* EXERCISE INSTRUCTIONS
Repeat every record below exactly, leaving out the pictures.

* STORED ROWS
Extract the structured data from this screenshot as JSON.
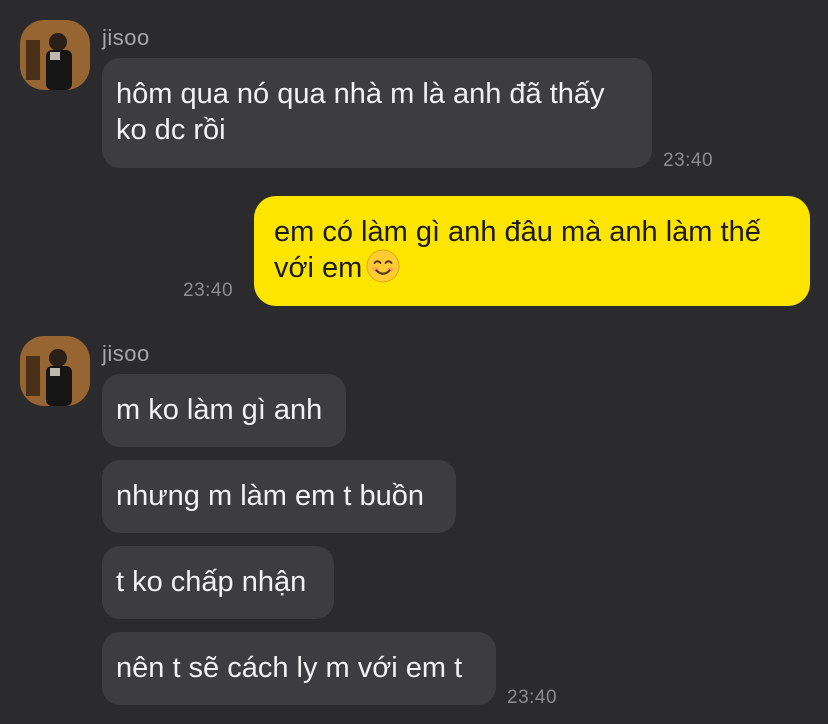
{
  "messages": [
    {
      "sender": "jisoo",
      "bubbles": [
        {
          "lines": [
            "hôm qua nó qua nhà m là anh đã thấy",
            "ko dc rồi"
          ]
        }
      ],
      "time": "23:40"
    },
    {
      "outgoing": true,
      "lines": [
        "em có làm gì anh đâu mà anh làm thế",
        "với em"
      ],
      "emoji": "smiling-face-emoji",
      "time": "23:40"
    },
    {
      "sender": "jisoo",
      "bubbles": [
        {
          "text": "m ko làm gì anh"
        },
        {
          "text": "nhưng m làm em t buồn"
        },
        {
          "text": "t ko chấp nhận"
        },
        {
          "text": "nên t sẽ cách ly m với em t"
        }
      ],
      "time": "23:40"
    }
  ],
  "colors": {
    "background": "#2b2b2d",
    "incoming_bubble": "#3d3d40",
    "outgoing_bubble": "#fee500",
    "timestamp": "#8c8c8e"
  }
}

* EXERCISE OUTPUT
Extract the structured data from this screenshot as JSON.
{
  "messages": [
    {
      "sender": "jisoo",
      "bubbles": [
        {
          "lines": [
            "hôm qua nó qua nhà m là anh đã thấy",
            "ko dc rồi"
          ]
        }
      ],
      "time": "23:40"
    },
    {
      "outgoing": true,
      "lines": [
        "em có làm gì anh đâu mà anh làm thế",
        "với em"
      ],
      "emoji": "smiling-face-emoji",
      "time": "23:40"
    },
    {
      "sender": "jisoo",
      "bubbles": [
        {
          "text": "m ko làm gì anh"
        },
        {
          "text": "nhưng m làm em t buồn"
        },
        {
          "text": "t ko chấp nhận"
        },
        {
          "text": "nên t sẽ cách ly m với em t"
        }
      ],
      "time": "23:40"
    }
  ],
  "colors": {
    "background": "#2b2b2d",
    "incoming_bubble": "#3d3d40",
    "outgoing_bubble": "#fee500",
    "timestamp": "#8c8c8e"
  }
}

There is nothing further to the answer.